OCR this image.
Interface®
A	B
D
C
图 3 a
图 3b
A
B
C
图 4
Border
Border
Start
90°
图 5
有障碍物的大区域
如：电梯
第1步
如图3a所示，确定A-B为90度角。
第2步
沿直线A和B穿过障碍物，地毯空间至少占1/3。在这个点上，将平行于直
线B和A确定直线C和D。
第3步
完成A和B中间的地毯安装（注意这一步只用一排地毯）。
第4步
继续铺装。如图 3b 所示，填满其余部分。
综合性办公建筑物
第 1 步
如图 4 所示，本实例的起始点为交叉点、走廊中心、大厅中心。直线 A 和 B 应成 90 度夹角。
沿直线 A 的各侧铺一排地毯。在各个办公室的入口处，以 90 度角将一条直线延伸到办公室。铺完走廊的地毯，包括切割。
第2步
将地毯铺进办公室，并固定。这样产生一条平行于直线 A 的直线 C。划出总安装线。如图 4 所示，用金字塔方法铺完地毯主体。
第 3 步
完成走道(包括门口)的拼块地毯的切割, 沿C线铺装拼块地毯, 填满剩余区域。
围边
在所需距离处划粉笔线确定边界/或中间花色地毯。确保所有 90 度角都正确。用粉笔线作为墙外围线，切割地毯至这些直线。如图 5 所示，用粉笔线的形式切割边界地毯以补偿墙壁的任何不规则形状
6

================

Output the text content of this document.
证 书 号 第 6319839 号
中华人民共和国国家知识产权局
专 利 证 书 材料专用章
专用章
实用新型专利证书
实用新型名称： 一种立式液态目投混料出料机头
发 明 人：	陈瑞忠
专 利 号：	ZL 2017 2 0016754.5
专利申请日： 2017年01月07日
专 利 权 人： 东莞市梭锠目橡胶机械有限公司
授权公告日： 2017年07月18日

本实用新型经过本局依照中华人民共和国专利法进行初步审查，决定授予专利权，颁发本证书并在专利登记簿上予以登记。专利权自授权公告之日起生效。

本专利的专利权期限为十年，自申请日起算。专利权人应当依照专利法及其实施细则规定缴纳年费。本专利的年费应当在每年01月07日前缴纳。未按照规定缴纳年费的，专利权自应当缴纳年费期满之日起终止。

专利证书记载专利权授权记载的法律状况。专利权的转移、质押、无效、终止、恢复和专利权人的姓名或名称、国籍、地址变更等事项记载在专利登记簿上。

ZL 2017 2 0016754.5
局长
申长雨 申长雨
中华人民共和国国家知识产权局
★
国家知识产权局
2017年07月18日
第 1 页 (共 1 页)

================

→ **Problem to solve**:
Out of the material above, select every line that holds the string "this".

→ **Right answer**:
OCR this image.
Output the text content of this document.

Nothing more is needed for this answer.